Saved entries

# # # # #

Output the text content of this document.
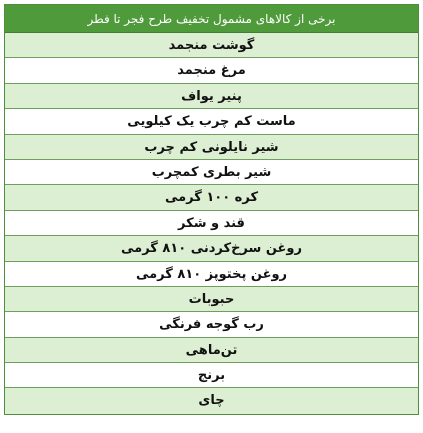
برخی از کالاهای مشمول تخفیف طرح فجر تا فطر
گوشت منجمد
مرغ منجمد
پنیر یواف
ماست کم چرب یک کیلویی
شیر نایلونی کم چرب
شیر بطری کمچرب
کره ۱۰۰ گرمی
قند و شکر
روغن سرخ‌کردنی ۸۱۰ گرمی
روغن پختوپز ۸۱۰ گرمی
حبوبات
رب گوجه فرنگی
تن‌ماهی
برنج
چای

# # # # #

_To do_.
Restate the whole of the material word for word without the pictures.

_Response to the task_.
Output the text content of this document.
برخی از کالاهای مشمول تخفیف طرح فجر تا فطر
گوشت منجمد
مرغ منجمد
پنیر یواف
ماست کم چرب یک کیلویی
شیر نایلونی کم چرب
شیر بطری کمچرب
کره ۱۰۰ گرمی
قند و شکر
روغن سرخ‌کردنی ۸۱۰ گرمی
روغن پختوپز ۸۱۰ گرمی
حبوبات
رب گوجه فرنگی
تن‌ماهی
برنج
چای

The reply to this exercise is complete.